"""
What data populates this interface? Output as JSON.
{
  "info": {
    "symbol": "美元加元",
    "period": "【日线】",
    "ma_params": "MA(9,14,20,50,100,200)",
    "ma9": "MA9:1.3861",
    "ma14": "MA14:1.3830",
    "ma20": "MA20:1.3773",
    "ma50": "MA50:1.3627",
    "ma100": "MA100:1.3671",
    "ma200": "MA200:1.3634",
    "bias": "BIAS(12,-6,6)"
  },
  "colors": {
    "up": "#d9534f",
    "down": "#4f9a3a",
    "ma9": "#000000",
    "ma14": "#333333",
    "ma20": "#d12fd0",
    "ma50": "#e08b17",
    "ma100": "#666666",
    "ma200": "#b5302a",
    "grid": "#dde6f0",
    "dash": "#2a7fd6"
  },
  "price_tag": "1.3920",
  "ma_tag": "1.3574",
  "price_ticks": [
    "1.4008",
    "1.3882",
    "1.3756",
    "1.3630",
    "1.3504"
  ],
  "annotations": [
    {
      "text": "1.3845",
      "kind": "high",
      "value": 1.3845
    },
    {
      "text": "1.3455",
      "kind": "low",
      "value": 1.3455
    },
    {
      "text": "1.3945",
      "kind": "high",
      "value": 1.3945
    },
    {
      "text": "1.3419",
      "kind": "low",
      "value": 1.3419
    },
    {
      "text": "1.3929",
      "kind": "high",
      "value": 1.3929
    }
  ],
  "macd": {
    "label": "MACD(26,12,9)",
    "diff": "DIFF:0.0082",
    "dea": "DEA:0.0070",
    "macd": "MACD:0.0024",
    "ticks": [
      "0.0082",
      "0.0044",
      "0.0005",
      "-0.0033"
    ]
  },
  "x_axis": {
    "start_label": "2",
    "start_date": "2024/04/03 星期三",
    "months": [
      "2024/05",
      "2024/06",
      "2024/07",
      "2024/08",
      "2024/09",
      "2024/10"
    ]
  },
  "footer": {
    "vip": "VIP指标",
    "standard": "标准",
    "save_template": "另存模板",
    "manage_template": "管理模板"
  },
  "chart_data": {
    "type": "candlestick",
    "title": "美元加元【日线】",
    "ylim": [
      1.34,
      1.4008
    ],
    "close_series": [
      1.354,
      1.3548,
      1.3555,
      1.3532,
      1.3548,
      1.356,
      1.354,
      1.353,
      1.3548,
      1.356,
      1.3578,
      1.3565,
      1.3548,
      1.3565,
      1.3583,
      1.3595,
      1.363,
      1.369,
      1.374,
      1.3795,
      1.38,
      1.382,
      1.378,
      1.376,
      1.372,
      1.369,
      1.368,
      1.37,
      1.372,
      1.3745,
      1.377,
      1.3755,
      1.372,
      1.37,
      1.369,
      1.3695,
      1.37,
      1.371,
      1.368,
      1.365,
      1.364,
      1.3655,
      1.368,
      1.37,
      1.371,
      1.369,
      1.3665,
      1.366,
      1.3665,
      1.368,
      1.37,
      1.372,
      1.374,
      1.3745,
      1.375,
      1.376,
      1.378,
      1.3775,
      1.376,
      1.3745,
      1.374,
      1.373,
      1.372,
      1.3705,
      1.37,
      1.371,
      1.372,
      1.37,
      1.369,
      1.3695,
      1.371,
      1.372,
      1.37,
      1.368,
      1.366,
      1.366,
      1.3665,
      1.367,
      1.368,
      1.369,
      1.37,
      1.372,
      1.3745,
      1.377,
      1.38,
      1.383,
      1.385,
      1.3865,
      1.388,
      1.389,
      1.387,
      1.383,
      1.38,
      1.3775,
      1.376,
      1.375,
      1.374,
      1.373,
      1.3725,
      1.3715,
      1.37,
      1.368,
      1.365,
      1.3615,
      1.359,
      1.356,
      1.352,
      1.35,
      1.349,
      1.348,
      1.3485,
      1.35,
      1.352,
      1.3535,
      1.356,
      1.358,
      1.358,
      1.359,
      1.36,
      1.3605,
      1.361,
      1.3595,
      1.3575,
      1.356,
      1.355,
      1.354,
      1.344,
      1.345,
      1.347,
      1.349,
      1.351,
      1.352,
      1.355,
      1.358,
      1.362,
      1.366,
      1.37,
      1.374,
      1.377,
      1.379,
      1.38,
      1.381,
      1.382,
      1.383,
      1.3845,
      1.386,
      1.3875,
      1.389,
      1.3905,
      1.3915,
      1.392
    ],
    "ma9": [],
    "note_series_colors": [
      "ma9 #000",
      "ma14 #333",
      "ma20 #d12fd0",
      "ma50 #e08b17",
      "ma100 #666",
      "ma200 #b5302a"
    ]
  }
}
"""
Exactly reproduce all of the entries.

▶ [EXERCISE RESULT]:
What data populates this interface? Output as JSON.
{
  "info": {
    "symbol": "美元加元",
    "period": "【日线】",
    "ma_params": "MA(9,14,20,50,100,200)",
    "ma9": "MA9:1.3861",
    "ma14": "MA14:1.3830",
    "ma20": "MA20:1.3773",
    "ma50": "MA50:1.3627",
    "ma100": "MA100:1.3671",
    "ma200": "MA200:1.3634",
    "bias": "BIAS(12,-6,6)"
  },
  "colors": {
    "up": "#d9534f",
    "down": "#4f9a3a",
    "ma9": "#000000",
    "ma14": "#333333",
    "ma20": "#d12fd0",
    "ma50": "#e08b17",
    "ma100": "#666666",
    "ma200": "#b5302a",
    "grid": "#dde6f0",
    "dash": "#2a7fd6"
  },
  "price_tag": "1.3920",
  "ma_tag": "1.3574",
  "price_ticks": [
    "1.4008",
    "1.3882",
    "1.3756",
    "1.3630",
    "1.3504"
  ],
  "annotations": [
    {
      "text": "1.3845",
      "kind": "high",
      "value": 1.3845
    },
    {
      "text": "1.3455",
      "kind": "low",
      "value": 1.3455
    },
    {
      "text": "1.3945",
      "kind": "high",
      "value": 1.3945
    },
    {
      "text": "1.3419",
      "kind": "low",
      "value": 1.3419
    },
    {
      "text": "1.3929",
      "kind": "high",
      "value": 1.3929
    }
  ],
  "macd": {
    "label": "MACD(26,12,9)",
    "diff": "DIFF:0.0082",
    "dea": "DEA:0.0070",
    "macd": "MACD:0.0024",
    "ticks": [
      "0.0082",
      "0.0044",
      "0.0005",
      "-0.0033"
    ]
  },
  "x_axis": {
    "start_label": "2",
    "start_date": "2024/04/03 星期三",
    "months": [
      "2024/05",
      "2024/06",
      "2024/07",
      "2024/08",
      "2024/09",
      "2024/10"
    ]
  },
  "footer": {
    "vip": "VIP指标",
    "standard": "标准",
    "save_template": "另存模板",
    "manage_template": "管理模板"
  },
  "chart_data": {
    "type": "candlestick",
    "title": "美元加元【日线】",
    "ylim": [
      1.34,
      1.4008
    ],
    "close_series": [
      1.354,
      1.3548,
      1.3555,
      1.3532,
      1.3548,
      1.356,
      1.354,
      1.353,
      1.3548,
      1.356,
      1.3578,
      1.3565,
      1.3548,
      1.3565,
      1.3583,
      1.3595,
      1.363,
      1.369,
      1.374,
      1.3795,
      1.38,
      1.382,
      1.378,
      1.376,
      1.372,
      1.369,
      1.368,
      1.37,
      1.372,
      1.3745,
      1.377,
      1.3755,
      1.372,
      1.37,
      1.369,
      1.3695,
      1.37,
      1.371,
      1.368,
      1.365,
      1.364,
      1.3655,
      1.368,
      1.37,
      1.371,
      1.369,
      1.3665,
      1.366,
      1.3665,
      1.368,
      1.37,
      1.372,
      1.374,
      1.3745,
      1.375,
      1.376,
      1.378,
      1.3775,
      1.376,
      1.3745,
      1.374,
      1.373,
      1.372,
      1.3705,
      1.37,
      1.371,
      1.372,
      1.37,
      1.369,
      1.3695,
      1.371,
      1.372,
      1.37,
      1.368,
      1.366,
      1.366,
      1.3665,
      1.367,
      1.368,
      1.369,
      1.37,
      1.372,
      1.3745,
      1.377,
      1.38,
      1.383,
      1.385,
      1.3865,
      1.388,
      1.389,
      1.387,
      1.383,
      1.38,
      1.3775,
      1.376,
      1.375,
      1.374,
      1.373,
      1.3725,
      1.3715,
      1.37,
      1.368,
      1.365,
      1.3615,
      1.359,
      1.356,
      1.352,
      1.35,
      1.349,
      1.348,
      1.3485,
      1.35,
      1.352,
      1.3535,
      1.356,
      1.358,
      1.358,
      1.359,
      1.36,
      1.3605,
      1.361,
      1.3595,
      1.3575,
      1.356,
      1.355,
      1.354,
      1.344,
      1.345,
      1.347,
      1.349,
      1.351,
      1.352,
      1.355,
      1.358,
      1.362,
      1.366,
      1.37,
      1.374,
      1.377,
      1.379,
      1.38,
      1.381,
      1.382,
      1.383,
      1.3845,
      1.386,
      1.3875,
      1.389,
      1.3905,
      1.3915,
      1.392
    ],
    "ma9": [],
    "note_series_colors": [
      "ma9 #000",
      "ma14 #333",
      "ma20 #d12fd0",
      "ma50 #e08b17",
      "ma100 #666",
      "ma200 #b5302a"
    ]
  }
}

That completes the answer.